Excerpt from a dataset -
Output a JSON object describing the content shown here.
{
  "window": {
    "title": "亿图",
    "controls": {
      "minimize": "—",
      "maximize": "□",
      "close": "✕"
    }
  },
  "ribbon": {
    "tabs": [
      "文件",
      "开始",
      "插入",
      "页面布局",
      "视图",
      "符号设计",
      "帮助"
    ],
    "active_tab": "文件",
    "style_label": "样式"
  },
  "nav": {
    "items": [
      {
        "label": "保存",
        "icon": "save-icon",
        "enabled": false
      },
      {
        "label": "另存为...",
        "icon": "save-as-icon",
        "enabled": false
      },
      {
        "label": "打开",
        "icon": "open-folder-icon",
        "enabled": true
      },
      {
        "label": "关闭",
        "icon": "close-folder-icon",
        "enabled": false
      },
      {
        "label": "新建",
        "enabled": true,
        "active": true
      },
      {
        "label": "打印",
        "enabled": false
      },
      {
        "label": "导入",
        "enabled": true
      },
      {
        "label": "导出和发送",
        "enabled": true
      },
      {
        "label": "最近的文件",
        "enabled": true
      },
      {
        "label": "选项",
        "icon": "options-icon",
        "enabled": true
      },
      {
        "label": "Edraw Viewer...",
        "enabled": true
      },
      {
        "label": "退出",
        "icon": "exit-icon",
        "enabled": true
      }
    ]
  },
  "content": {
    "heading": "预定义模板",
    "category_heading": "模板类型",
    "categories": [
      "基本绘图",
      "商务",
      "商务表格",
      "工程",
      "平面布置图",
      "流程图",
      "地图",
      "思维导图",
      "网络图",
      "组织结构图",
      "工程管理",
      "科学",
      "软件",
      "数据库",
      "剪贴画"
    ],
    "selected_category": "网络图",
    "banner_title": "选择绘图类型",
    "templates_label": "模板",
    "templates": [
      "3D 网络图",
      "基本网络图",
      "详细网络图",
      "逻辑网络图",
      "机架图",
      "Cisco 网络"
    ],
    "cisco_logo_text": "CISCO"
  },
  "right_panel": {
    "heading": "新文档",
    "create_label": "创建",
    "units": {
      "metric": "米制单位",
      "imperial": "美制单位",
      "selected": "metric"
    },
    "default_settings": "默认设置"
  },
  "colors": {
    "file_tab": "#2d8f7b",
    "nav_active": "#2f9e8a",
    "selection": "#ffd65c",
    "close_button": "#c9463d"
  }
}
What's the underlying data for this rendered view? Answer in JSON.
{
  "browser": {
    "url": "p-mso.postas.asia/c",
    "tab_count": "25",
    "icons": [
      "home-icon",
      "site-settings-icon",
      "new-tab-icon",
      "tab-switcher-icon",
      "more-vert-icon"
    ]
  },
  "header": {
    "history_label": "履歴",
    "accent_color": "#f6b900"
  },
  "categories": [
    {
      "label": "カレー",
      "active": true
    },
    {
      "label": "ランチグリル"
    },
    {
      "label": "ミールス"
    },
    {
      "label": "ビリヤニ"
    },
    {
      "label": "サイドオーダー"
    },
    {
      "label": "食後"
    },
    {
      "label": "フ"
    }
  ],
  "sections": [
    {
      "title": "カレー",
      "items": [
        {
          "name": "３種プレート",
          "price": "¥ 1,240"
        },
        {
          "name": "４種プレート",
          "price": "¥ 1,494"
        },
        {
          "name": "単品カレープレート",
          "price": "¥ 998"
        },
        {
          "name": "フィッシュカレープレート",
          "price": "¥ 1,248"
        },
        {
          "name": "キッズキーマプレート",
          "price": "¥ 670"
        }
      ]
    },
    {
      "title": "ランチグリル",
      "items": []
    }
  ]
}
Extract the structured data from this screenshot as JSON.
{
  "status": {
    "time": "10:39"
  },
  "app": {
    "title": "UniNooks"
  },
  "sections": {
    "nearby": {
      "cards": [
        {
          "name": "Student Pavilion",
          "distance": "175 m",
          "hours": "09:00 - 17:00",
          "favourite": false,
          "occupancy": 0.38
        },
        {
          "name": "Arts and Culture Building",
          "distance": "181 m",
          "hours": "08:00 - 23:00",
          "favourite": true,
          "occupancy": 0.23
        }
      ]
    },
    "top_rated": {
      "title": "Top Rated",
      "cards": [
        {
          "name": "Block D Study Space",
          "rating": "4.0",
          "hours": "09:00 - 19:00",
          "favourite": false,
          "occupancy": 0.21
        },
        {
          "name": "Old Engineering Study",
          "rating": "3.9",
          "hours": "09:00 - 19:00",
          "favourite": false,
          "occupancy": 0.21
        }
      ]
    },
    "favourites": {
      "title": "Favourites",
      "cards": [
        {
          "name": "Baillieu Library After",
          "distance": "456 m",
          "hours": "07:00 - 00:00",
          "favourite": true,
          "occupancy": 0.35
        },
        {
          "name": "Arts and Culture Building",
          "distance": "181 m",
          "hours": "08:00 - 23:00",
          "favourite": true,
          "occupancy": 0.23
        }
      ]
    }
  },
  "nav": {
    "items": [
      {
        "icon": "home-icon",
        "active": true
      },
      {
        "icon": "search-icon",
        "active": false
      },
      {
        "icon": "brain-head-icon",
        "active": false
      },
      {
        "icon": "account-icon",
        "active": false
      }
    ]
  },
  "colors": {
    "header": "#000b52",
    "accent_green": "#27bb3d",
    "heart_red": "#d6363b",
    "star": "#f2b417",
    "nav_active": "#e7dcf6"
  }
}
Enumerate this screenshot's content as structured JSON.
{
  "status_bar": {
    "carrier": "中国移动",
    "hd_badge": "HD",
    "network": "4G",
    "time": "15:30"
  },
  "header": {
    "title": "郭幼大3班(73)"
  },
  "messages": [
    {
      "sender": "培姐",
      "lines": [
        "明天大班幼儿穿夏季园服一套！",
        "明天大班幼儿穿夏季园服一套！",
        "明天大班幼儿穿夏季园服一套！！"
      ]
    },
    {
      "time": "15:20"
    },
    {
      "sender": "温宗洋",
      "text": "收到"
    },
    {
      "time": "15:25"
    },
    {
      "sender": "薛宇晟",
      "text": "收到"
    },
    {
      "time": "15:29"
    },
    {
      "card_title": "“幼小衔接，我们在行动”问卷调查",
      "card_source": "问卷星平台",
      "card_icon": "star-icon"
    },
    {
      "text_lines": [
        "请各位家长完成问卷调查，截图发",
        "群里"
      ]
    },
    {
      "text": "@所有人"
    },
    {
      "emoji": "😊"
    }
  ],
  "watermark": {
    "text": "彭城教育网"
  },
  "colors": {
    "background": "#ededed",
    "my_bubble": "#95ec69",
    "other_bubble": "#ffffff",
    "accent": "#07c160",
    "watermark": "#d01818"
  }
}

Instruction - Here, the records must be output exactly and in full.

Task output -
Output a JSON object describing the content shown here.
{
  "window": {
    "title": "亿图",
    "controls": {
      "minimize": "—",
      "maximize": "□",
      "close": "✕"
    }
  },
  "ribbon": {
    "tabs": [
      "文件",
      "开始",
      "插入",
      "页面布局",
      "视图",
      "符号设计",
      "帮助"
    ],
    "active_tab": "文件",
    "style_label": "样式"
  },
  "nav": {
    "items": [
      {
        "label": "保存",
        "icon": "save-icon",
        "enabled": false
      },
      {
        "label": "另存为...",
        "icon": "save-as-icon",
        "enabled": false
      },
      {
        "label": "打开",
        "icon": "open-folder-icon",
        "enabled": true
      },
      {
        "label": "关闭",
        "icon": "close-folder-icon",
        "enabled": false
      },
      {
        "label": "新建",
        "enabled": true,
        "active": true
      },
      {
        "label": "打印",
        "enabled": false
      },
      {
        "label": "导入",
        "enabled": true
      },
      {
        "label": "导出和发送",
        "enabled": true
      },
      {
        "label": "最近的文件",
        "enabled": true
      },
      {
        "label": "选项",
        "icon": "options-icon",
        "enabled": true
      },
      {
        "label": "Edraw Viewer...",
        "enabled": true
      },
      {
        "label": "退出",
        "icon": "exit-icon",
        "enabled": true
      }
    ]
  },
  "content": {
    "heading": "预定义模板",
    "category_heading": "模板类型",
    "categories": [
      "基本绘图",
      "商务",
      "商务表格",
      "工程",
      "平面布置图",
      "流程图",
      "地图",
      "思维导图",
      "网络图",
      "组织结构图",
      "工程管理",
      "科学",
      "软件",
      "数据库",
      "剪贴画"
    ],
    "selected_category": "网络图",
    "banner_title": "选择绘图类型",
    "templates_label": "模板",
    "templates": [
      "3D 网络图",
      "基本网络图",
      "详细网络图",
      "逻辑网络图",
      "机架图",
      "Cisco 网络"
    ],
    "cisco_logo_text": "CISCO"
  },
  "right_panel": {
    "heading": "新文档",
    "create_label": "创建",
    "units": {
      "metric": "米制单位",
      "imperial": "美制单位",
      "selected": "metric"
    },
    "default_settings": "默认设置"
  },
  "colors": {
    "file_tab": "#2d8f7b",
    "nav_active": "#2f9e8a",
    "selection": "#ffd65c",
    "close_button": "#c9463d"
  }
}
What's the underlying data for this rendered view? Answer in JSON.
{
  "browser": {
    "url": "p-mso.postas.asia/c",
    "tab_count": "25",
    "icons": [
      "home-icon",
      "site-settings-icon",
      "new-tab-icon",
      "tab-switcher-icon",
      "more-vert-icon"
    ]
  },
  "header": {
    "history_label": "履歴",
    "accent_color": "#f6b900"
  },
  "categories": [
    {
      "label": "カレー",
      "active": true
    },
    {
      "label": "ランチグリル"
    },
    {
      "label": "ミールス"
    },
    {
      "label": "ビリヤニ"
    },
    {
      "label": "サイドオーダー"
    },
    {
      "label": "食後"
    },
    {
      "label": "フ"
    }
  ],
  "sections": [
    {
      "title": "カレー",
      "items": [
        {
          "name": "３種プレート",
          "price": "¥ 1,240"
        },
        {
          "name": "４種プレート",
          "price": "¥ 1,494"
        },
        {
          "name": "単品カレープレート",
          "price": "¥ 998"
        },
        {
          "name": "フィッシュカレープレート",
          "price": "¥ 1,248"
        },
        {
          "name": "キッズキーマプレート",
          "price": "¥ 670"
        }
      ]
    },
    {
      "title": "ランチグリル",
      "items": []
    }
  ]
}
Extract the structured data from this screenshot as JSON.
{
  "status": {
    "time": "10:39"
  },
  "app": {
    "title": "UniNooks"
  },
  "sections": {
    "nearby": {
      "cards": [
        {
          "name": "Student Pavilion",
          "distance": "175 m",
          "hours": "09:00 - 17:00",
          "favourite": false,
          "occupancy": 0.38
        },
        {
          "name": "Arts and Culture Building",
          "distance": "181 m",
          "hours": "08:00 - 23:00",
          "favourite": true,
          "occupancy": 0.23
        }
      ]
    },
    "top_rated": {
      "title": "Top Rated",
      "cards": [
        {
          "name": "Block D Study Space",
          "rating": "4.0",
          "hours": "09:00 - 19:00",
          "favourite": false,
          "occupancy": 0.21
        },
        {
          "name": "Old Engineering Study",
          "rating": "3.9",
          "hours": "09:00 - 19:00",
          "favourite": false,
          "occupancy": 0.21
        }
      ]
    },
    "favourites": {
      "title": "Favourites",
      "cards": [
        {
          "name": "Baillieu Library After",
          "distance": "456 m",
          "hours": "07:00 - 00:00",
          "favourite": true,
          "occupancy": 0.35
        },
        {
          "name": "Arts and Culture Building",
          "distance": "181 m",
          "hours": "08:00 - 23:00",
          "favourite": true,
          "occupancy": 0.23
        }
      ]
    }
  },
  "nav": {
    "items": [
      {
        "icon": "home-icon",
        "active": true
      },
      {
        "icon": "search-icon",
        "active": false
      },
      {
        "icon": "brain-head-icon",
        "active": false
      },
      {
        "icon": "account-icon",
        "active": false
      }
    ]
  },
  "colors": {
    "header": "#000b52",
    "accent_green": "#27bb3d",
    "heart_red": "#d6363b",
    "star": "#f2b417",
    "nav_active": "#e7dcf6"
  }
}
Enumerate this screenshot's content as structured JSON.
{
  "status_bar": {
    "carrier": "中国移动",
    "hd_badge": "HD",
    "network": "4G",
    "time": "15:30"
  },
  "header": {
    "title": "郭幼大3班(73)"
  },
  "messages": [
    {
      "sender": "培姐",
      "lines": [
        "明天大班幼儿穿夏季园服一套！",
        "明天大班幼儿穿夏季园服一套！",
        "明天大班幼儿穿夏季园服一套！！"
      ]
    },
    {
      "time": "15:20"
    },
    {
      "sender": "温宗洋",
      "text": "收到"
    },
    {
      "time": "15:25"
    },
    {
      "sender": "薛宇晟",
      "text": "收到"
    },
    {
      "time": "15:29"
    },
    {
      "card_title": "“幼小衔接，我们在行动”问卷调查",
      "card_source": "问卷星平台",
      "card_icon": "star-icon"
    },
    {
      "text_lines": [
        "请各位家长完成问卷调查，截图发",
        "群里"
      ]
    },
    {
      "text": "@所有人"
    },
    {
      "emoji": "😊"
    }
  ],
  "watermark": {
    "text": "彭城教育网"
  },
  "colors": {
    "background": "#ededed",
    "my_bubble": "#95ec69",
    "other_bubble": "#ffffff",
    "accent": "#07c160",
    "watermark": "#d01818"
  }
}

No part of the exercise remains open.